### Source document
Nepboard is right...connect one side of the burlap then go by "touch/feel" on the other side. I usually stop the Piston/Cam at the apex of the lift before putting the burlap cover on. Staple the bottom last and if the cover has too much slack pull it (with the motor on) till you get it just right.

But there really isn't a "just right" look or feel as long as it's not too tight it will work.


----------



## LT Scare

Tyleete said:


> I canNOT thank you enough for reposting this. I saw this, and loved it!! I'm too poor to afford $100 for one, sorry. But I found on Amazon where they had cheaper motors. And now I can (I think) do this! For anyone else, I found the motor here. Said there were two new ones for the price of $26. and change, and I just bought one.
> Thanks so much for sharing your awesome creation, and for the detailed how to and images. I'm only two years into making fun/creepy stuff, but I know I can do this. Have a great Halloween!


Thanks!!! I picked up two at a reasonable price. Much appreciate the link!


----------



## Die N Rott

Thank SO much for posting this!!! I love the look of this prop and how "simple" it looks to make. I hope it is something my husband can build for me. It would be perfect for my graveyard. 

For about 12 years I set up and took down my display on Halloween because I was afraid someone would steal one of my props if things were left out overnight. Two years ago a put a couple of props out all month and nothing happened to them, so last year I put out even more. I'm going to continue setting up part of my display the entire month of October, but I keep thinking I hope it won't make me want to never do a display again if someone does eventually steal something...I can only imagine how you must have felt to have your work stolen. Thanks for sharing your talent.


----------



## im the goddess

Thanks for the reply. I also bought my burlap at Joann's. I bought a mossy dull green that I think will match my lawn in October.
I love this prop, and the tutorial was very easy to follow. Thanks again.



madmax said:


> Yes and I use staples but tacks/nails/screws will also work. I usually leave a little play (not tight tight) in the cover but but not so much that the dirt funnels to the middle.

### Entries

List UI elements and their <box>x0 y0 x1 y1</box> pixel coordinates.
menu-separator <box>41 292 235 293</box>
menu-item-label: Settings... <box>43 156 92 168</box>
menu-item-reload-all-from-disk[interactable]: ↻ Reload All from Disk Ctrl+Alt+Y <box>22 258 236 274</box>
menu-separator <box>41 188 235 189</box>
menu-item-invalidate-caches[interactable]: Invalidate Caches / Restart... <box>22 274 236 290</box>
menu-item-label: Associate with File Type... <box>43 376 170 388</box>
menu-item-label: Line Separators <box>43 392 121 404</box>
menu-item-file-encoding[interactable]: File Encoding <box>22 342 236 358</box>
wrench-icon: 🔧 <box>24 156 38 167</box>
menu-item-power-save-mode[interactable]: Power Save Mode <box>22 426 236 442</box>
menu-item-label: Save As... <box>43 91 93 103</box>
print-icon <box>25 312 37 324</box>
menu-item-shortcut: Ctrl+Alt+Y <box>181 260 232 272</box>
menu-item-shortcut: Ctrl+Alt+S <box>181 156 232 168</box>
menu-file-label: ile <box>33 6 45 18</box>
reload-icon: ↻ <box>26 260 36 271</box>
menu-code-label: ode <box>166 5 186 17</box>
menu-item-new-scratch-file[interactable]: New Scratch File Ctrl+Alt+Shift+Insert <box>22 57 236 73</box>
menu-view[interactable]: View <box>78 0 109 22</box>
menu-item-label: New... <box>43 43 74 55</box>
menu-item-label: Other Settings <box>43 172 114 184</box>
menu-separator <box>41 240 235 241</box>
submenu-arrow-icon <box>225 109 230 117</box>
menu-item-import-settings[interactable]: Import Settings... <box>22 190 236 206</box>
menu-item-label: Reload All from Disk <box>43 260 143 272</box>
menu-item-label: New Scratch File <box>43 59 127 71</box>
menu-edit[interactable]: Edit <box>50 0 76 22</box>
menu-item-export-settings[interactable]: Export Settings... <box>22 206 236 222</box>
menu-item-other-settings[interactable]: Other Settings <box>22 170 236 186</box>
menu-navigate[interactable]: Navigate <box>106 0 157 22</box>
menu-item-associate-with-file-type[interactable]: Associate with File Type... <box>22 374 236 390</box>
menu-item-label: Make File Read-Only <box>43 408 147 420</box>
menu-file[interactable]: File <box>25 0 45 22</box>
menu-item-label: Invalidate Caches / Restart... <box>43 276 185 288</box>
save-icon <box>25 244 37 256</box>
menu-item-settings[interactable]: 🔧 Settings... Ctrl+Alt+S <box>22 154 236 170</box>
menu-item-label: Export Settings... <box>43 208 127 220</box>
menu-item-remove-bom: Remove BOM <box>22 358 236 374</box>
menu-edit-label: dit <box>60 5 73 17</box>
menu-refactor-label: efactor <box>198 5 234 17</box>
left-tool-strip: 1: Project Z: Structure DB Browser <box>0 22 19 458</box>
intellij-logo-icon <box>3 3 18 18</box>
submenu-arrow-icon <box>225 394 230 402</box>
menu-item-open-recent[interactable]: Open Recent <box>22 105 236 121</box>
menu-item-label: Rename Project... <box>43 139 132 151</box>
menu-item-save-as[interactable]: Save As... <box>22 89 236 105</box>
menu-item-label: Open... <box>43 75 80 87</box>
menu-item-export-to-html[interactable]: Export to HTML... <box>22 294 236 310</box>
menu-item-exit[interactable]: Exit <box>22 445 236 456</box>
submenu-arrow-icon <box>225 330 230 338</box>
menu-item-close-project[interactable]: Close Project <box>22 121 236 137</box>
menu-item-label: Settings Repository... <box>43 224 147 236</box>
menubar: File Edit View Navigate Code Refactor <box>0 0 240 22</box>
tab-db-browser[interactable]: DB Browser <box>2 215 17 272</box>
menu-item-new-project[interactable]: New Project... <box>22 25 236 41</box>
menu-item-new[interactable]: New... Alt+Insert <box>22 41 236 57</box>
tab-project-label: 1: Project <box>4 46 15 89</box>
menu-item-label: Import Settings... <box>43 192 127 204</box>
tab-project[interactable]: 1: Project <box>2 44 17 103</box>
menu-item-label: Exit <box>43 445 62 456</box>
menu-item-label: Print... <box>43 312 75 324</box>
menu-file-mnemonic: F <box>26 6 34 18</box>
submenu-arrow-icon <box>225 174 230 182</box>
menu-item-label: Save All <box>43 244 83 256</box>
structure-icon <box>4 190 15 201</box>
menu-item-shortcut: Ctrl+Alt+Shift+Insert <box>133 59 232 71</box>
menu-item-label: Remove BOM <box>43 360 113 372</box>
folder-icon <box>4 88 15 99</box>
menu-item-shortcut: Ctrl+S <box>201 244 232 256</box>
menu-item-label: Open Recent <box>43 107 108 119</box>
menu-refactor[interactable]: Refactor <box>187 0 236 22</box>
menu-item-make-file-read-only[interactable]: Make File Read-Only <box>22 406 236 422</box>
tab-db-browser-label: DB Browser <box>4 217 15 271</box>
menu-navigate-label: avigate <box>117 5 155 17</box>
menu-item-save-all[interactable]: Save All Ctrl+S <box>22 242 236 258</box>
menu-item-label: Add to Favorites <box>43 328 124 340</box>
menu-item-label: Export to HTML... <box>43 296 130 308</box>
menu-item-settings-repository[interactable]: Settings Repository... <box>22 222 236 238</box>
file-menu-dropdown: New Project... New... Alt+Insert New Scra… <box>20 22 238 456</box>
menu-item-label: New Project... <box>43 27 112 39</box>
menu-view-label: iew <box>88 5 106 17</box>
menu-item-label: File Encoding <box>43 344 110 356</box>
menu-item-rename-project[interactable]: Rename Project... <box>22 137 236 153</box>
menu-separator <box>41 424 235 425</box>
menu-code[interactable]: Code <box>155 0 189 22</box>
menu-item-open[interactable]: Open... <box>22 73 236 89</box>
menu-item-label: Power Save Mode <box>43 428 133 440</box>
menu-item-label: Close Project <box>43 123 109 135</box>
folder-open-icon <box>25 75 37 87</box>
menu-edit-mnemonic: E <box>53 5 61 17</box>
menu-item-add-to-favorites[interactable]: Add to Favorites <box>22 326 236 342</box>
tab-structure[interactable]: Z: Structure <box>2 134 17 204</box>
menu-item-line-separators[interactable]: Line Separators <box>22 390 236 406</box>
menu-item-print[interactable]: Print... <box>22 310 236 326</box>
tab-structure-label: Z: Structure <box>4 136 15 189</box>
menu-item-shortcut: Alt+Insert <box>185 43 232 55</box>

### Short problem 1
In the forum thread, what color of burlap did the poster named im the goddess buy?
### Short problem 2
Rewrite the passage of the forum thread starting at "## LT Scare" and ending at "a great Halloween!", with "Amazon" replaced by "eBay".

### Written response 1
A mossy dull green.

### Written response 2
## LT Scare

Tyleete said:


> I canNOT thank you enough for reposting this. I saw this, and loved it!! I'm too poor to afford $100 for one, sorry. But I found on eBay where they had cheaper motors. And now I can (I think) do this! For anyone else, I found the motor here. Said there were two new ones for the price of $26. and change, and I just bought one.
> Thanks so much for sharing your awesome creation, and for the detailed how to and images. I'm only two years into making fun/creepy stuff, but I know I can do this. Have a great Halloween!